--- begin Material for this task ---

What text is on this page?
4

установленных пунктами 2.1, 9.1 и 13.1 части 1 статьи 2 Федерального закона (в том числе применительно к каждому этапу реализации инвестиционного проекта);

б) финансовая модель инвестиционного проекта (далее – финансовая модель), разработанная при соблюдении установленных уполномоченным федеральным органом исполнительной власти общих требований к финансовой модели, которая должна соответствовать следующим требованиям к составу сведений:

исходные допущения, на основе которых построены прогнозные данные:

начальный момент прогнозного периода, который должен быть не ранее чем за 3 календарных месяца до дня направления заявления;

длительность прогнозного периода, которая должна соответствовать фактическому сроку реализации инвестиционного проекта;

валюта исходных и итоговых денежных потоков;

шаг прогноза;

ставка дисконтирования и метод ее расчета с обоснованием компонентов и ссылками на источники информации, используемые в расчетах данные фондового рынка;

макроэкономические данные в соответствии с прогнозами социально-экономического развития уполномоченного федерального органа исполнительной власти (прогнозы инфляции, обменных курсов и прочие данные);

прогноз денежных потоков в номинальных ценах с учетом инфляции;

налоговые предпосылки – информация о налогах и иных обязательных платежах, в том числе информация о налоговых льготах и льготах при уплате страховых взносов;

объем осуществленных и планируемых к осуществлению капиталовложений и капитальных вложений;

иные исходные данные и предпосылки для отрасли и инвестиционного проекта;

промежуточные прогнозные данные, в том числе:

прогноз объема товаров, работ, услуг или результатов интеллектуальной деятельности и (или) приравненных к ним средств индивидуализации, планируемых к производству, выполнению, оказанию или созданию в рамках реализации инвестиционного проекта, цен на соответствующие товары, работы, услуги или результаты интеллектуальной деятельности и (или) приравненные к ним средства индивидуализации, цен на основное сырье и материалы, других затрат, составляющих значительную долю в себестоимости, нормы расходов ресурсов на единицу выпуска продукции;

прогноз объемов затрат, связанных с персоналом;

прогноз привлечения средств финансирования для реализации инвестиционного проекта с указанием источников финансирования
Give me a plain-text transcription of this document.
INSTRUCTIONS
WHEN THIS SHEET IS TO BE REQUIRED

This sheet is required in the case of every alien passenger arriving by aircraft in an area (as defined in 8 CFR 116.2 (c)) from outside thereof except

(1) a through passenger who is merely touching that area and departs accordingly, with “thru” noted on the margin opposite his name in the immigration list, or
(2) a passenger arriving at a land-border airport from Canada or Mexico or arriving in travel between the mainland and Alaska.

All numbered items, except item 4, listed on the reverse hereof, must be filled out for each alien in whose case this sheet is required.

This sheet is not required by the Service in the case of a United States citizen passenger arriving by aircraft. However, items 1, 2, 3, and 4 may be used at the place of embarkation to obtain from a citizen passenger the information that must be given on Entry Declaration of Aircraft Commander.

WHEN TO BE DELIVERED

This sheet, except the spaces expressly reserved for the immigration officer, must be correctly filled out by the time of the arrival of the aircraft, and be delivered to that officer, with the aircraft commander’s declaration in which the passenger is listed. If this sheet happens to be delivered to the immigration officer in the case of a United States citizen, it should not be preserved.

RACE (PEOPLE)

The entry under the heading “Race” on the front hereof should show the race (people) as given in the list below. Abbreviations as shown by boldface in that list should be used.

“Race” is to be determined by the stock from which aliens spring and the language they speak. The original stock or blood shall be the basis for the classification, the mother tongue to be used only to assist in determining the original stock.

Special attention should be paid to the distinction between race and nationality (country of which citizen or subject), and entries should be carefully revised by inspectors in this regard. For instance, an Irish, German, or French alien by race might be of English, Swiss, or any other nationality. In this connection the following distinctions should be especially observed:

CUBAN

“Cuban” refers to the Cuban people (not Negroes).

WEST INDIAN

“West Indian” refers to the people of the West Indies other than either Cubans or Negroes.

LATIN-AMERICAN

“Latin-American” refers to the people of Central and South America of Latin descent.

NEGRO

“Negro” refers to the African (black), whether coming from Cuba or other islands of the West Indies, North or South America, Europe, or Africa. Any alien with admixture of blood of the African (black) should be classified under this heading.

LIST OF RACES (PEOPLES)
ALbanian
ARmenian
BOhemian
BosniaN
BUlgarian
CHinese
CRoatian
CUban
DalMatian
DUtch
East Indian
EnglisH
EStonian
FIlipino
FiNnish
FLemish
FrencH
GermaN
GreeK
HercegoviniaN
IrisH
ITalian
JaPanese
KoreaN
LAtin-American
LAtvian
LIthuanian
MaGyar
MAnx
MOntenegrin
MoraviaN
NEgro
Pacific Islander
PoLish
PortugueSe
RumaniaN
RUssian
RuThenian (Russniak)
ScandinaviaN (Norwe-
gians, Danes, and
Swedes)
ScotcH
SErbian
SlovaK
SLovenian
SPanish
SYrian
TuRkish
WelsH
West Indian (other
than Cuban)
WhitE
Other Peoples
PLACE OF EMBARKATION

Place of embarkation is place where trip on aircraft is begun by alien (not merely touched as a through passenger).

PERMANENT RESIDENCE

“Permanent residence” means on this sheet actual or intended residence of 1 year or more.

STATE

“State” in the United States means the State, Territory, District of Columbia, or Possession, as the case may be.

--- end Material for this task ---

The request — Take the entries above and copy them out exactly.

Response for this exercise —
What text is on this page?
4

установленных пунктами 2.1, 9.1 и 13.1 части 1 статьи 2 Федерального закона (в том числе применительно к каждому этапу реализации инвестиционного проекта);

б) финансовая модель инвестиционного проекта (далее – финансовая модель), разработанная при соблюдении установленных уполномоченным федеральным органом исполнительной власти общих требований к финансовой модели, которая должна соответствовать следующим требованиям к составу сведений:

исходные допущения, на основе которых построены прогнозные данные:

начальный момент прогнозного периода, который должен быть не ранее чем за 3 календарных месяца до дня направления заявления;

длительность прогнозного периода, которая должна соответствовать фактическому сроку реализации инвестиционного проекта;

валюта исходных и итоговых денежных потоков;

шаг прогноза;

ставка дисконтирования и метод ее расчета с обоснованием компонентов и ссылками на источники информации, используемые в расчетах данные фондового рынка;

макроэкономические данные в соответствии с прогнозами социально-экономического развития уполномоченного федерального органа исполнительной власти (прогнозы инфляции, обменных курсов и прочие данные);

прогноз денежных потоков в номинальных ценах с учетом инфляции;

налоговые предпосылки – информация о налогах и иных обязательных платежах, в том числе информация о налоговых льготах и льготах при уплате страховых взносов;

объем осуществленных и планируемых к осуществлению капиталовложений и капитальных вложений;

иные исходные данные и предпосылки для отрасли и инвестиционного проекта;

промежуточные прогнозные данные, в том числе:

прогноз объема товаров, работ, услуг или результатов интеллектуальной деятельности и (или) приравненных к ним средств индивидуализации, планируемых к производству, выполнению, оказанию или созданию в рамках реализации инвестиционного проекта, цен на соответствующие товары, работы, услуги или результаты интеллектуальной деятельности и (или) приравненные к ним средства индивидуализации, цен на основное сырье и материалы, других затрат, составляющих значительную долю в себестоимости, нормы расходов ресурсов на единицу выпуска продукции;

прогноз объемов затрат, связанных с персоналом;

прогноз привлечения средств финансирования для реализации инвестиционного проекта с указанием источников финансирования
Give me a plain-text transcription of this document.
INSTRUCTIONS
WHEN THIS SHEET IS TO BE REQUIRED

This sheet is required in the case of every alien passenger arriving by aircraft in an area (as defined in 8 CFR 116.2 (c)) from outside thereof except

(1) a through passenger who is merely touching that area and departs accordingly, with “thru” noted on the margin opposite his name in the immigration list, or
(2) a passenger arriving at a land-border airport from Canada or Mexico or arriving in travel between the mainland and Alaska.

All numbered items, except item 4, listed on the reverse hereof, must be filled out for each alien in whose case this sheet is required.

This sheet is not required by the Service in the case of a United States citizen passenger arriving by aircraft. However, items 1, 2, 3, and 4 may be used at the place of embarkation to obtain from a citizen passenger the information that must be given on Entry Declaration of Aircraft Commander.

WHEN TO BE DELIVERED

This sheet, except the spaces expressly reserved for the immigration officer, must be correctly filled out by the time of the arrival of the aircraft, and be delivered to that officer, with the aircraft commander’s declaration in which the passenger is listed. If this sheet happens to be delivered to the immigration officer in the case of a United States citizen, it should not be preserved.

RACE (PEOPLE)

The entry under the heading “Race” on the front hereof should show the race (people) as given in the list below. Abbreviations as shown by boldface in that list should be used.

“Race” is to be determined by the stock from which aliens spring and the language they speak. The original stock or blood shall be the basis for the classification, the mother tongue to be used only to assist in determining the original stock.

Special attention should be paid to the distinction between race and nationality (country of which citizen or subject), and entries should be carefully revised by inspectors in this regard. For instance, an Irish, German, or French alien by race might be of English, Swiss, or any other nationality. In this connection the following distinctions should be especially observed:

CUBAN

“Cuban” refers to the Cuban people (not Negroes).

WEST INDIAN

“West Indian” refers to the people of the West Indies other than either Cubans or Negroes.

LATIN-AMERICAN

“Latin-American” refers to the people of Central and South America of Latin descent.

NEGRO

“Negro” refers to the African (black), whether coming from Cuba or other islands of the West Indies, North or South America, Europe, or Africa. Any alien with admixture of blood of the African (black) should be classified under this heading.

LIST OF RACES (PEOPLES)
ALbanian
ARmenian
BOhemian
BosniaN
BUlgarian
CHinese
CRoatian
CUban
DalMatian
DUtch
East Indian
EnglisH
EStonian
FIlipino
FiNnish
FLemish
FrencH
GermaN
GreeK
HercegoviniaN
IrisH
ITalian
JaPanese
KoreaN
LAtin-American
LAtvian
LIthuanian
MaGyar
MAnx
MOntenegrin
MoraviaN
NEgro
Pacific Islander
PoLish
PortugueSe
RumaniaN
RUssian
RuThenian (Russniak)
ScandinaviaN (Norwe-
gians, Danes, and
Swedes)
ScotcH
SErbian
SlovaK
SLovenian
SPanish
SYrian
TuRkish
WelsH
West Indian (other
than Cuban)
WhitE
Other Peoples
PLACE OF EMBARKATION

Place of embarkation is place where trip on aircraft is begun by alien (not merely touched as a through passenger).

PERMANENT RESIDENCE

“Permanent residence” means on this sheet actual or intended residence of 1 year or more.

STATE

“State” in the United States means the State, Territory, District of Columbia, or Possession, as the case may be.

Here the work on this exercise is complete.